▸ **YOUR GOAL**
Would it be possible to quote, exactly and in full, the lines from the one with "Transcribe the text in this document." through the end of the entries below?

▸ **INPUT ROWS**
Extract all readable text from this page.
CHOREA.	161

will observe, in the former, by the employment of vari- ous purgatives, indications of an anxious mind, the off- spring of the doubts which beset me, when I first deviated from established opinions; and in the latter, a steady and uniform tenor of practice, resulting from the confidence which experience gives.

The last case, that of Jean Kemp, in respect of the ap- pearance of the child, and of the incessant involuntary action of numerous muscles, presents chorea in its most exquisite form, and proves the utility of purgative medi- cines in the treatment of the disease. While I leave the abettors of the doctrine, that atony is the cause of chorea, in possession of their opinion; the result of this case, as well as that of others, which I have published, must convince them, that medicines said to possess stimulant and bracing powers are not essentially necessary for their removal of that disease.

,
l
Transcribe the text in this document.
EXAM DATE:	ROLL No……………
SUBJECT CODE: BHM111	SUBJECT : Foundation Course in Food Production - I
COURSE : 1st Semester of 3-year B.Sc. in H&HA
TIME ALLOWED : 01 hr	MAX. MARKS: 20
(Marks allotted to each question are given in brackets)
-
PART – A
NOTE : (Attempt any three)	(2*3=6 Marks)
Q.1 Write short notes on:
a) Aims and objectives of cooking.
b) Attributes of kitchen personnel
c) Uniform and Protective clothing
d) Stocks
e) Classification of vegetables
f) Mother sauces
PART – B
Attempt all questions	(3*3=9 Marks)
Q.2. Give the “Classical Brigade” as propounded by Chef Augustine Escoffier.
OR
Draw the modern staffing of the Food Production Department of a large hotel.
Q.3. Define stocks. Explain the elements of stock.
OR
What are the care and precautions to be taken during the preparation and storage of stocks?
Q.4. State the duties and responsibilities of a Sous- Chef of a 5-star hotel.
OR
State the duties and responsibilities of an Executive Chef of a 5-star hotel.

▸ **RESPONSE FOR THIS EXERCISE**
Transcribe the text in this document.
EXAM DATE:	ROLL No……………
SUBJECT CODE: BHM111	SUBJECT : Foundation Course in Food Production - I
COURSE : 1st Semester of 3-year B.Sc. in H&HA
TIME ALLOWED : 01 hr	MAX. MARKS: 20
(Marks allotted to each question are given in brackets)
-
PART – A
NOTE : (Attempt any three)	(2*3=6 Marks)
Q.1 Write short notes on:
a) Aims and objectives of cooking.
b) Attributes of kitchen personnel
c) Uniform and Protective clothing
d) Stocks
e) Classification of vegetables
f) Mother sauces
PART – B
Attempt all questions	(3*3=9 Marks)
Q.2. Give the “Classical Brigade” as propounded by Chef Augustine Escoffier.
OR
Draw the modern staffing of the Food Production Department of a large hotel.
Q.3. Define stocks. Explain the elements of stock.
OR
What are the care and precautions to be taken during the preparation and storage of stocks?
Q.4. State the duties and responsibilities of a Sous- Chef of a 5-star hotel.
OR
State the duties and responsibilities of an Executive Chef of a 5-star hotel.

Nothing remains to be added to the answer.